Extract the complete listing and output it unchanged.
##### Data for processing
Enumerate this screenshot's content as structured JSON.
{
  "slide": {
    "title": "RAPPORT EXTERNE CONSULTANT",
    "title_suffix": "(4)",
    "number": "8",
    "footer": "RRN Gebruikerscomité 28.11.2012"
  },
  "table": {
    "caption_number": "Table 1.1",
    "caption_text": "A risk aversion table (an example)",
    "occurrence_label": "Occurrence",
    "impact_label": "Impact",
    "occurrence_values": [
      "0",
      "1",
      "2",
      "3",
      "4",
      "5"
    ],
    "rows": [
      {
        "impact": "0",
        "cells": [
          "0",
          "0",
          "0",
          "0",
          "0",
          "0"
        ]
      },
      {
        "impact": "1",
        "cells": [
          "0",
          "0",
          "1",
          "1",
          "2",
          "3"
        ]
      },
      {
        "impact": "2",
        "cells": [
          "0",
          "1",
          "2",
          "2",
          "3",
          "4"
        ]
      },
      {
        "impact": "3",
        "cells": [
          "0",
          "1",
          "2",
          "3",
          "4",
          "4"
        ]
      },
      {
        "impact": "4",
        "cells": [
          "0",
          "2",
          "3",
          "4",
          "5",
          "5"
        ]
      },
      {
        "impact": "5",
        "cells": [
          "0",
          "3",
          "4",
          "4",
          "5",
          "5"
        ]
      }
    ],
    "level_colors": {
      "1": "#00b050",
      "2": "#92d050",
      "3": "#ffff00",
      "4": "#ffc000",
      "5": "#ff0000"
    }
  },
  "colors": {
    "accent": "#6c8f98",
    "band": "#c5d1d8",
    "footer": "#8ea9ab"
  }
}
##########
> [Final answer]
Enumerate this screenshot's content as structured JSON.
{
  "slide": {
    "title": "RAPPORT EXTERNE CONSULTANT",
    "title_suffix": "(4)",
    "number": "8",
    "footer": "RRN Gebruikerscomité 28.11.2012"
  },
  "table": {
    "caption_number": "Table 1.1",
    "caption_text": "A risk aversion table (an example)",
    "occurrence_label": "Occurrence",
    "impact_label": "Impact",
    "occurrence_values": [
      "0",
      "1",
      "2",
      "3",
      "4",
      "5"
    ],
    "rows": [
      {
        "impact": "0",
        "cells": [
          "0",
          "0",
          "0",
          "0",
          "0",
          "0"
        ]
      },
      {
        "impact": "1",
        "cells": [
          "0",
          "0",
          "1",
          "1",
          "2",
          "3"
        ]
      },
      {
        "impact": "2",
        "cells": [
          "0",
          "1",
          "2",
          "2",
          "3",
          "4"
        ]
      },
      {
        "impact": "3",
        "cells": [
          "0",
          "1",
          "2",
          "3",
          "4",
          "4"
        ]
      },
      {
        "impact": "4",
        "cells": [
          "0",
          "2",
          "3",
          "4",
          "5",
          "5"
        ]
      },
      {
        "impact": "5",
        "cells": [
          "0",
          "3",
          "4",
          "4",
          "5",
          "5"
        ]
      }
    ],
    "level_colors": {
      "1": "#00b050",
      "2": "#92d050",
      "3": "#ffff00",
      "4": "#ffc000",
      "5": "#ff0000"
    }
  },
  "colors": {
    "accent": "#6c8f98",
    "band": "#c5d1d8",
    "footer": "#8ea9ab"
  }
}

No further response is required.